DATA TO PROCESS:
## begin

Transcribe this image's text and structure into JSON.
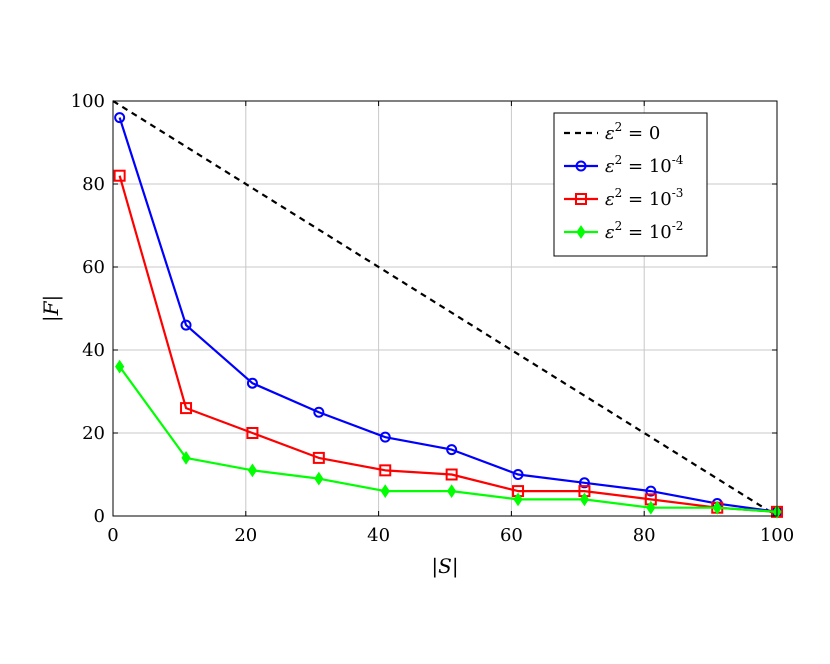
{
  "chart_data": {
    "type": "line",
    "xlabel": "|S|",
    "ylabel": "|F|",
    "xlim": [
      0,
      100
    ],
    "ylim": [
      0,
      100
    ],
    "xticks": [
      0,
      20,
      40,
      60,
      80,
      100
    ],
    "yticks": [
      0,
      20,
      40,
      60,
      80,
      100
    ],
    "grid": true,
    "legend_position": "top-right",
    "series": [
      {
        "name": "ε² = 0",
        "legend_base": "ε",
        "legend_exp_main": "2",
        "legend_rest": " = 0",
        "legend_exp_val": "",
        "color": "#000000",
        "dash": "dashed",
        "marker": "none",
        "x": [
          0,
          100
        ],
        "y": [
          100,
          0
        ]
      },
      {
        "name": "ε² = 10-4",
        "legend_base": "ε",
        "legend_exp_main": "2",
        "legend_rest": " = 10",
        "legend_exp_val": "-4",
        "color": "#0000ff",
        "dash": "solid",
        "marker": "circle",
        "x": [
          1,
          11,
          21,
          31,
          41,
          51,
          61,
          71,
          81,
          91,
          100
        ],
        "y": [
          96,
          46,
          32,
          25,
          19,
          16,
          10,
          8,
          6,
          3,
          1
        ]
      },
      {
        "name": "ε² = 10-3",
        "legend_base": "ε",
        "legend_exp_main": "2",
        "legend_rest": " = 10",
        "legend_exp_val": "-3",
        "color": "#ff0000",
        "dash": "solid",
        "marker": "square",
        "x": [
          1,
          11,
          21,
          31,
          41,
          51,
          61,
          71,
          81,
          91,
          100
        ],
        "y": [
          82,
          26,
          20,
          14,
          11,
          10,
          6,
          6,
          4,
          2,
          1
        ]
      },
      {
        "name": "ε² = 10-2",
        "legend_base": "ε",
        "legend_exp_main": "2",
        "legend_rest": " = 10",
        "legend_exp_val": "-2",
        "color": "#00ff00",
        "dash": "solid",
        "marker": "diamond",
        "x": [
          1,
          11,
          21,
          31,
          41,
          51,
          61,
          71,
          81,
          91,
          100
        ],
        "y": [
          36,
          14,
          11,
          9,
          6,
          6,
          4,
          4,
          2,
          2,
          1
        ]
      }
    ]
  }
}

## end

THE EXERCISE: Make an exact copy of the data, leaving its pictures out.

REPLY TO THE EXERCISE:
Transcribe this image's text and structure into JSON.
{
  "chart_data": {
    "type": "line",
    "xlabel": "|S|",
    "ylabel": "|F|",
    "xlim": [
      0,
      100
    ],
    "ylim": [
      0,
      100
    ],
    "xticks": [
      0,
      20,
      40,
      60,
      80,
      100
    ],
    "yticks": [
      0,
      20,
      40,
      60,
      80,
      100
    ],
    "grid": true,
    "legend_position": "top-right",
    "series": [
      {
        "name": "ε² = 0",
        "legend_base": "ε",
        "legend_exp_main": "2",
        "legend_rest": " = 0",
        "legend_exp_val": "",
        "color": "#000000",
        "dash": "dashed",
        "marker": "none",
        "x": [
          0,
          100
        ],
        "y": [
          100,
          0
        ]
      },
      {
        "name": "ε² = 10-4",
        "legend_base": "ε",
        "legend_exp_main": "2",
        "legend_rest": " = 10",
        "legend_exp_val": "-4",
        "color": "#0000ff",
        "dash": "solid",
        "marker": "circle",
        "x": [
          1,
          11,
          21,
          31,
          41,
          51,
          61,
          71,
          81,
          91,
          100
        ],
        "y": [
          96,
          46,
          32,
          25,
          19,
          16,
          10,
          8,
          6,
          3,
          1
        ]
      },
      {
        "name": "ε² = 10-3",
        "legend_base": "ε",
        "legend_exp_main": "2",
        "legend_rest": " = 10",
        "legend_exp_val": "-3",
        "color": "#ff0000",
        "dash": "solid",
        "marker": "square",
        "x": [
          1,
          11,
          21,
          31,
          41,
          51,
          61,
          71,
          81,
          91,
          100
        ],
        "y": [
          82,
          26,
          20,
          14,
          11,
          10,
          6,
          6,
          4,
          2,
          1
        ]
      },
      {
        "name": "ε² = 10-2",
        "legend_base": "ε",
        "legend_exp_main": "2",
        "legend_rest": " = 10",
        "legend_exp_val": "-2",
        "color": "#00ff00",
        "dash": "solid",
        "marker": "diamond",
        "x": [
          1,
          11,
          21,
          31,
          41,
          51,
          61,
          71,
          81,
          91,
          100
        ],
        "y": [
          36,
          14,
          11,
          9,
          6,
          6,
          4,
          4,
          2,
          2,
          1
        ]
      }
    ]
  }
}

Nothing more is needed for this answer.